Challenge
Output all the material that follows, exactly as given.

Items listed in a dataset
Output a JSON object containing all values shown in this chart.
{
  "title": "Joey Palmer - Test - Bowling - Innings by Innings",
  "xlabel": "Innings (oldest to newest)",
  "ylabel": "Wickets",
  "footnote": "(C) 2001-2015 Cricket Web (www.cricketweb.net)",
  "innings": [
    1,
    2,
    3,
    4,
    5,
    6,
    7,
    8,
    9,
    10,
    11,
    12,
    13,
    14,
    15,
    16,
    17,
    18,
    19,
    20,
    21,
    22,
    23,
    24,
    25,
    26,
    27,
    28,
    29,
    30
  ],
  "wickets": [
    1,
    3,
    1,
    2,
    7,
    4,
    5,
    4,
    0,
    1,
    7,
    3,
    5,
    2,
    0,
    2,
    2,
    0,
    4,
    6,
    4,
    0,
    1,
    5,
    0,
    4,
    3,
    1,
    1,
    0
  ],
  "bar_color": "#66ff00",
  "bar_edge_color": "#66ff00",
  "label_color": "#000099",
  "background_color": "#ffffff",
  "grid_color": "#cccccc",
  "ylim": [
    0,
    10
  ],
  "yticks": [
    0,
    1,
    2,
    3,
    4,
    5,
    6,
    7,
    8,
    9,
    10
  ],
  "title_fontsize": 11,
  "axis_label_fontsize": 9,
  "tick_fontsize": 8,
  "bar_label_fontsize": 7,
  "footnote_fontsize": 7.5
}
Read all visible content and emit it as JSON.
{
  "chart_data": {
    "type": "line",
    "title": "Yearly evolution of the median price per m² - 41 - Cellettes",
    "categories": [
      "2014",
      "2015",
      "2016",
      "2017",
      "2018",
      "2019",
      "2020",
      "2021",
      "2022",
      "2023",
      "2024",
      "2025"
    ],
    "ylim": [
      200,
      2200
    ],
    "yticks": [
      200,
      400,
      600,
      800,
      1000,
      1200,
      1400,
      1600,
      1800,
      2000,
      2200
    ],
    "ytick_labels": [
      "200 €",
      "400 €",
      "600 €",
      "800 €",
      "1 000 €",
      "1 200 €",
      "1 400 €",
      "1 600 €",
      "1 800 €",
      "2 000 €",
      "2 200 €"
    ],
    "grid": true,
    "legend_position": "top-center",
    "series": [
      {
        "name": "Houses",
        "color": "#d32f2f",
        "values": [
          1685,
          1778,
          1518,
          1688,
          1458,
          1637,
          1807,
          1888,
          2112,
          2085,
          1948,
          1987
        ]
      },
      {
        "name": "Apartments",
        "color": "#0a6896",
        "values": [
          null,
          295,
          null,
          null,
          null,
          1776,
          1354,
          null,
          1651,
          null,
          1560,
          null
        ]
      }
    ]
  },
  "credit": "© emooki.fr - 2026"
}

Answer in full
Output a JSON object containing all values shown in this chart.
{
  "title": "Joey Palmer - Test - Bowling - Innings by Innings",
  "xlabel": "Innings (oldest to newest)",
  "ylabel": "Wickets",
  "footnote": "(C) 2001-2015 Cricket Web (www.cricketweb.net)",
  "innings": [
    1,
    2,
    3,
    4,
    5,
    6,
    7,
    8,
    9,
    10,
    11,
    12,
    13,
    14,
    15,
    16,
    17,
    18,
    19,
    20,
    21,
    22,
    23,
    24,
    25,
    26,
    27,
    28,
    29,
    30
  ],
  "wickets": [
    1,
    3,
    1,
    2,
    7,
    4,
    5,
    4,
    0,
    1,
    7,
    3,
    5,
    2,
    0,
    2,
    2,
    0,
    4,
    6,
    4,
    0,
    1,
    5,
    0,
    4,
    3,
    1,
    1,
    0
  ],
  "bar_color": "#66ff00",
  "bar_edge_color": "#66ff00",
  "label_color": "#000099",
  "background_color": "#ffffff",
  "grid_color": "#cccccc",
  "ylim": [
    0,
    10
  ],
  "yticks": [
    0,
    1,
    2,
    3,
    4,
    5,
    6,
    7,
    8,
    9,
    10
  ],
  "title_fontsize": 11,
  "axis_label_fontsize": 9,
  "tick_fontsize": 8,
  "bar_label_fontsize": 7,
  "footnote_fontsize": 7.5
}
Read all visible content and emit it as JSON.
{
  "chart_data": {
    "type": "line",
    "title": "Yearly evolution of the median price per m² - 41 - Cellettes",
    "categories": [
      "2014",
      "2015",
      "2016",
      "2017",
      "2018",
      "2019",
      "2020",
      "2021",
      "2022",
      "2023",
      "2024",
      "2025"
    ],
    "ylim": [
      200,
      2200
    ],
    "yticks": [
      200,
      400,
      600,
      800,
      1000,
      1200,
      1400,
      1600,
      1800,
      2000,
      2200
    ],
    "ytick_labels": [
      "200 €",
      "400 €",
      "600 €",
      "800 €",
      "1 000 €",
      "1 200 €",
      "1 400 €",
      "1 600 €",
      "1 800 €",
      "2 000 €",
      "2 200 €"
    ],
    "grid": true,
    "legend_position": "top-center",
    "series": [
      {
        "name": "Houses",
        "color": "#d32f2f",
        "values": [
          1685,
          1778,
          1518,
          1688,
          1458,
          1637,
          1807,
          1888,
          2112,
          2085,
          1948,
          1987
        ]
      },
      {
        "name": "Apartments",
        "color": "#0a6896",
        "values": [
          null,
          295,
          null,
          null,
          null,
          1776,
          1354,
          null,
          1651,
          null,
          1560,
          null
        ]
      }
    ]
  },
  "credit": "© emooki.fr - 2026"
}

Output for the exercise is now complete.